> **Stated exercise**: Would you copy out the whole listing exactly as given?

> **Task data**:

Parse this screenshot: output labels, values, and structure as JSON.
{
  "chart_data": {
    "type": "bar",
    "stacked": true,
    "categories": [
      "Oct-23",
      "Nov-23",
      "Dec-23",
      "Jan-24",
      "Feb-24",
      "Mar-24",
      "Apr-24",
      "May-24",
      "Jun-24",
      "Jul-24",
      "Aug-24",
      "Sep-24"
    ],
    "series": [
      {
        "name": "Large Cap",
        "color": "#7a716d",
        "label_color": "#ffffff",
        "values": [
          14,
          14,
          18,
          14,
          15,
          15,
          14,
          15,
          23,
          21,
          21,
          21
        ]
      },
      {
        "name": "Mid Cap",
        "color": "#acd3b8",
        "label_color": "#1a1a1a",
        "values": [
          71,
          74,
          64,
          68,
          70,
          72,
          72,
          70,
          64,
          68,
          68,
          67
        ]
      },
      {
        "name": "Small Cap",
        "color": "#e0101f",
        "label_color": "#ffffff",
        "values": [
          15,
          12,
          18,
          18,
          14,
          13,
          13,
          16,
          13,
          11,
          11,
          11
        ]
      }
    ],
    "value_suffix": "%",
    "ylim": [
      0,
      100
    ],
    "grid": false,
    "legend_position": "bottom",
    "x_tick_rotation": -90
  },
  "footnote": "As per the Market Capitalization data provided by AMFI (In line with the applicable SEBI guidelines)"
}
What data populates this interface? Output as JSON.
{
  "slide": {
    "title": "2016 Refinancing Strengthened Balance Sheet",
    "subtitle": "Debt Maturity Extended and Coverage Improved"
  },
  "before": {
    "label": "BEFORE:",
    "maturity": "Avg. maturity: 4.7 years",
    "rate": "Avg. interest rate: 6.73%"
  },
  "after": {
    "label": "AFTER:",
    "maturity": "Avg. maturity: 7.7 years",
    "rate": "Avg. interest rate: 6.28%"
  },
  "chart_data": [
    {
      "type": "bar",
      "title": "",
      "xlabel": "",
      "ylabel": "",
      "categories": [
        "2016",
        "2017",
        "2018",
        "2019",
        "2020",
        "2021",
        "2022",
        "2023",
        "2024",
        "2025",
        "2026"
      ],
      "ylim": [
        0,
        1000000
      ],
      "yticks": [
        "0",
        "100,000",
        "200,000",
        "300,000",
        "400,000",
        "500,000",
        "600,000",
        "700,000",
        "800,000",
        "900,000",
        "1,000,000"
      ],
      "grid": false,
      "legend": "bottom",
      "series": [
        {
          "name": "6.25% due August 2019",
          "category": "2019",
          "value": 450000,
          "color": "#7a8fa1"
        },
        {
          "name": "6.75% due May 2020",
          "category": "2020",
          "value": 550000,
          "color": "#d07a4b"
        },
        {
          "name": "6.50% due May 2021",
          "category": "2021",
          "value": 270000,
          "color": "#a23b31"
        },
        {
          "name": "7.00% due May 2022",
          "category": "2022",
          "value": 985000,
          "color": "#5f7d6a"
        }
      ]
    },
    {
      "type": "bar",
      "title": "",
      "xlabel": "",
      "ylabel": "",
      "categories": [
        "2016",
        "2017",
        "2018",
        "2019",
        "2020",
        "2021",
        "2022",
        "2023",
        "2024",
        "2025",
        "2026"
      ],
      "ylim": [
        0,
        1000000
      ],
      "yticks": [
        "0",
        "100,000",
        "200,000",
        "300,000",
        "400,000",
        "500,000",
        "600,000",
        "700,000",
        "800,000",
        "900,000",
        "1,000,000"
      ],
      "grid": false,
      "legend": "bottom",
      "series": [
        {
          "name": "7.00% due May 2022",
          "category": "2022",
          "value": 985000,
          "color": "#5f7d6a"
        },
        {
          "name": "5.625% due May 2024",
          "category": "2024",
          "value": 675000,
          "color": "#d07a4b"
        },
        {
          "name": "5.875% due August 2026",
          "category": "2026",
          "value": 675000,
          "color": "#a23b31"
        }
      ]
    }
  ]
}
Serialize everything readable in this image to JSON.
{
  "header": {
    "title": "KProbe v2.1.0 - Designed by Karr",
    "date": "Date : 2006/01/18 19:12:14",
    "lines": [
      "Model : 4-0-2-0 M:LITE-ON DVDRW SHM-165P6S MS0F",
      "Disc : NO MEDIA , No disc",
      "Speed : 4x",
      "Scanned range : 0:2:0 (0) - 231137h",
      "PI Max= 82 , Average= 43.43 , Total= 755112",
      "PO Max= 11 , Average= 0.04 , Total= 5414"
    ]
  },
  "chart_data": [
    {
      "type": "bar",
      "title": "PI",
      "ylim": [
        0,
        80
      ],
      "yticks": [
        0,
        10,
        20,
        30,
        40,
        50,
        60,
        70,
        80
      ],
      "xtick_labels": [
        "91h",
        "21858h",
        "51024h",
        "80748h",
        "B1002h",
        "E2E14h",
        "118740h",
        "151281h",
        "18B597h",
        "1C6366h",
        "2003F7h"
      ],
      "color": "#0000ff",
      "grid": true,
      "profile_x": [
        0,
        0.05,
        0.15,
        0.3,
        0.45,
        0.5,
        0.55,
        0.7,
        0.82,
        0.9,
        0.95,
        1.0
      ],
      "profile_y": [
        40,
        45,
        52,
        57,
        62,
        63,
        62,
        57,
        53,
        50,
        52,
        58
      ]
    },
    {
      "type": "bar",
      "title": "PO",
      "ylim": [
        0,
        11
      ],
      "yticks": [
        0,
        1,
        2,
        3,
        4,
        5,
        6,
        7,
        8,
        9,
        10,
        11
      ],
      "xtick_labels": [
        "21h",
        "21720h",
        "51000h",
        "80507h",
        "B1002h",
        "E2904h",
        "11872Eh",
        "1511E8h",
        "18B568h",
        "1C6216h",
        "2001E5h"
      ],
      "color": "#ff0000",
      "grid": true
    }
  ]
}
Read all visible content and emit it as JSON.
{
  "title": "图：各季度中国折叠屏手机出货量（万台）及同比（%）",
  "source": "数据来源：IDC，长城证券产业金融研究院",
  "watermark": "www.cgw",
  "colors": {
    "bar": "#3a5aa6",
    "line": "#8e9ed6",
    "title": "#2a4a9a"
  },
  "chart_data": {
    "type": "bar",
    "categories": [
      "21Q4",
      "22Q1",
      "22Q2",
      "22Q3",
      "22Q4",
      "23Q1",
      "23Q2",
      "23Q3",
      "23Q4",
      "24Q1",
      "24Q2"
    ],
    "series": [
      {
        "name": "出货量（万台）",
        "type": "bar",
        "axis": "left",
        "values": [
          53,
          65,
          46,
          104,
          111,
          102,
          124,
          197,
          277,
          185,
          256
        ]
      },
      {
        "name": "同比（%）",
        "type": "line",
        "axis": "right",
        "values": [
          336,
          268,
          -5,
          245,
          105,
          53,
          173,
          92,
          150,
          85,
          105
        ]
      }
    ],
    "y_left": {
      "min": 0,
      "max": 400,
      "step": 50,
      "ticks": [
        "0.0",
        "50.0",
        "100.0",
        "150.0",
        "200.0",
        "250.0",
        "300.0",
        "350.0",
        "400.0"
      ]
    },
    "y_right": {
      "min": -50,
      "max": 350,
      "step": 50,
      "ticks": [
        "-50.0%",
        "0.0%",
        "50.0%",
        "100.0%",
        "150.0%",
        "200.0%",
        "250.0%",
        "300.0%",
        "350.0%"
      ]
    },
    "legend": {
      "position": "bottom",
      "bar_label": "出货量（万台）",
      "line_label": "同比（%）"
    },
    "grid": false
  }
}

> **In response**:
Parse this screenshot: output labels, values, and structure as JSON.
{
  "chart_data": {
    "type": "bar",
    "stacked": true,
    "categories": [
      "Oct-23",
      "Nov-23",
      "Dec-23",
      "Jan-24",
      "Feb-24",
      "Mar-24",
      "Apr-24",
      "May-24",
      "Jun-24",
      "Jul-24",
      "Aug-24",
      "Sep-24"
    ],
    "series": [
      {
        "name": "Large Cap",
        "color": "#7a716d",
        "label_color": "#ffffff",
        "values": [
          14,
          14,
          18,
          14,
          15,
          15,
          14,
          15,
          23,
          21,
          21,
          21
        ]
      },
      {
        "name": "Mid Cap",
        "color": "#acd3b8",
        "label_color": "#1a1a1a",
        "values": [
          71,
          74,
          64,
          68,
          70,
          72,
          72,
          70,
          64,
          68,
          68,
          67
        ]
      },
      {
        "name": "Small Cap",
        "color": "#e0101f",
        "label_color": "#ffffff",
        "values": [
          15,
          12,
          18,
          18,
          14,
          13,
          13,
          16,
          13,
          11,
          11,
          11
        ]
      }
    ],
    "value_suffix": "%",
    "ylim": [
      0,
      100
    ],
    "grid": false,
    "legend_position": "bottom",
    "x_tick_rotation": -90
  },
  "footnote": "As per the Market Capitalization data provided by AMFI (In line with the applicable SEBI guidelines)"
}
What data populates this interface? Output as JSON.
{
  "slide": {
    "title": "2016 Refinancing Strengthened Balance Sheet",
    "subtitle": "Debt Maturity Extended and Coverage Improved"
  },
  "before": {
    "label": "BEFORE:",
    "maturity": "Avg. maturity: 4.7 years",
    "rate": "Avg. interest rate: 6.73%"
  },
  "after": {
    "label": "AFTER:",
    "maturity": "Avg. maturity: 7.7 years",
    "rate": "Avg. interest rate: 6.28%"
  },
  "chart_data": [
    {
      "type": "bar",
      "title": "",
      "xlabel": "",
      "ylabel": "",
      "categories": [
        "2016",
        "2017",
        "2018",
        "2019",
        "2020",
        "2021",
        "2022",
        "2023",
        "2024",
        "2025",
        "2026"
      ],
      "ylim": [
        0,
        1000000
      ],
      "yticks": [
        "0",
        "100,000",
        "200,000",
        "300,000",
        "400,000",
        "500,000",
        "600,000",
        "700,000",
        "800,000",
        "900,000",
        "1,000,000"
      ],
      "grid": false,
      "legend": "bottom",
      "series": [
        {
          "name": "6.25% due August 2019",
          "category": "2019",
          "value": 450000,
          "color": "#7a8fa1"
        },
        {
          "name": "6.75% due May 2020",
          "category": "2020",
          "value": 550000,
          "color": "#d07a4b"
        },
        {
          "name": "6.50% due May 2021",
          "category": "2021",
          "value": 270000,
          "color": "#a23b31"
        },
        {
          "name": "7.00% due May 2022",
          "category": "2022",
          "value": 985000,
          "color": "#5f7d6a"
        }
      ]
    },
    {
      "type": "bar",
      "title": "",
      "xlabel": "",
      "ylabel": "",
      "categories": [
        "2016",
        "2017",
        "2018",
        "2019",
        "2020",
        "2021",
        "2022",
        "2023",
        "2024",
        "2025",
        "2026"
      ],
      "ylim": [
        0,
        1000000
      ],
      "yticks": [
        "0",
        "100,000",
        "200,000",
        "300,000",
        "400,000",
        "500,000",
        "600,000",
        "700,000",
        "800,000",
        "900,000",
        "1,000,000"
      ],
      "grid": false,
      "legend": "bottom",
      "series": [
        {
          "name": "7.00% due May 2022",
          "category": "2022",
          "value": 985000,
          "color": "#5f7d6a"
        },
        {
          "name": "5.625% due May 2024",
          "category": "2024",
          "value": 675000,
          "color": "#d07a4b"
        },
        {
          "name": "5.875% due August 2026",
          "category": "2026",
          "value": 675000,
          "color": "#a23b31"
        }
      ]
    }
  ]
}
Serialize everything readable in this image to JSON.
{
  "header": {
    "title": "KProbe v2.1.0 - Designed by Karr",
    "date": "Date : 2006/01/18 19:12:14",
    "lines": [
      "Model : 4-0-2-0 M:LITE-ON DVDRW SHM-165P6S MS0F",
      "Disc : NO MEDIA , No disc",
      "Speed : 4x",
      "Scanned range : 0:2:0 (0) - 231137h",
      "PI Max= 82 , Average= 43.43 , Total= 755112",
      "PO Max= 11 , Average= 0.04 , Total= 5414"
    ]
  },
  "chart_data": [
    {
      "type": "bar",
      "title": "PI",
      "ylim": [
        0,
        80
      ],
      "yticks": [
        0,
        10,
        20,
        30,
        40,
        50,
        60,
        70,
        80
      ],
      "xtick_labels": [
        "91h",
        "21858h",
        "51024h",
        "80748h",
        "B1002h",
        "E2E14h",
        "118740h",
        "151281h",
        "18B597h",
        "1C6366h",
        "2003F7h"
      ],
      "color": "#0000ff",
      "grid": true,
      "profile_x": [
        0,
        0.05,
        0.15,
        0.3,
        0.45,
        0.5,
        0.55,
        0.7,
        0.82,
        0.9,
        0.95,
        1.0
      ],
      "profile_y": [
        40,
        45,
        52,
        57,
        62,
        63,
        62,
        57,
        53,
        50,
        52,
        58
      ]
    },
    {
      "type": "bar",
      "title": "PO",
      "ylim": [
        0,
        11
      ],
      "yticks": [
        0,
        1,
        2,
        3,
        4,
        5,
        6,
        7,
        8,
        9,
        10,
        11
      ],
      "xtick_labels": [
        "21h",
        "21720h",
        "51000h",
        "80507h",
        "B1002h",
        "E2904h",
        "11872Eh",
        "1511E8h",
        "18B568h",
        "1C6216h",
        "2001E5h"
      ],
      "color": "#ff0000",
      "grid": true
    }
  ]
}
Read all visible content and emit it as JSON.
{
  "title": "图：各季度中国折叠屏手机出货量（万台）及同比（%）",
  "source": "数据来源：IDC，长城证券产业金融研究院",
  "watermark": "www.cgw",
  "colors": {
    "bar": "#3a5aa6",
    "line": "#8e9ed6",
    "title": "#2a4a9a"
  },
  "chart_data": {
    "type": "bar",
    "categories": [
      "21Q4",
      "22Q1",
      "22Q2",
      "22Q3",
      "22Q4",
      "23Q1",
      "23Q2",
      "23Q3",
      "23Q4",
      "24Q1",
      "24Q2"
    ],
    "series": [
      {
        "name": "出货量（万台）",
        "type": "bar",
        "axis": "left",
        "values": [
          53,
          65,
          46,
          104,
          111,
          102,
          124,
          197,
          277,
          185,
          256
        ]
      },
      {
        "name": "同比（%）",
        "type": "line",
        "axis": "right",
        "values": [
          336,
          268,
          -5,
          245,
          105,
          53,
          173,
          92,
          150,
          85,
          105
        ]
      }
    ],
    "y_left": {
      "min": 0,
      "max": 400,
      "step": 50,
      "ticks": [
        "0.0",
        "50.0",
        "100.0",
        "150.0",
        "200.0",
        "250.0",
        "300.0",
        "350.0",
        "400.0"
      ]
    },
    "y_right": {
      "min": -50,
      "max": 350,
      "step": 50,
      "ticks": [
        "-50.0%",
        "0.0%",
        "50.0%",
        "100.0%",
        "150.0%",
        "200.0%",
        "250.0%",
        "300.0%",
        "350.0%"
      ]
    },
    "legend": {
      "position": "bottom",
      "bar_label": "出货量（万台）",
      "line_label": "同比（%）"
    },
    "grid": false
  }
}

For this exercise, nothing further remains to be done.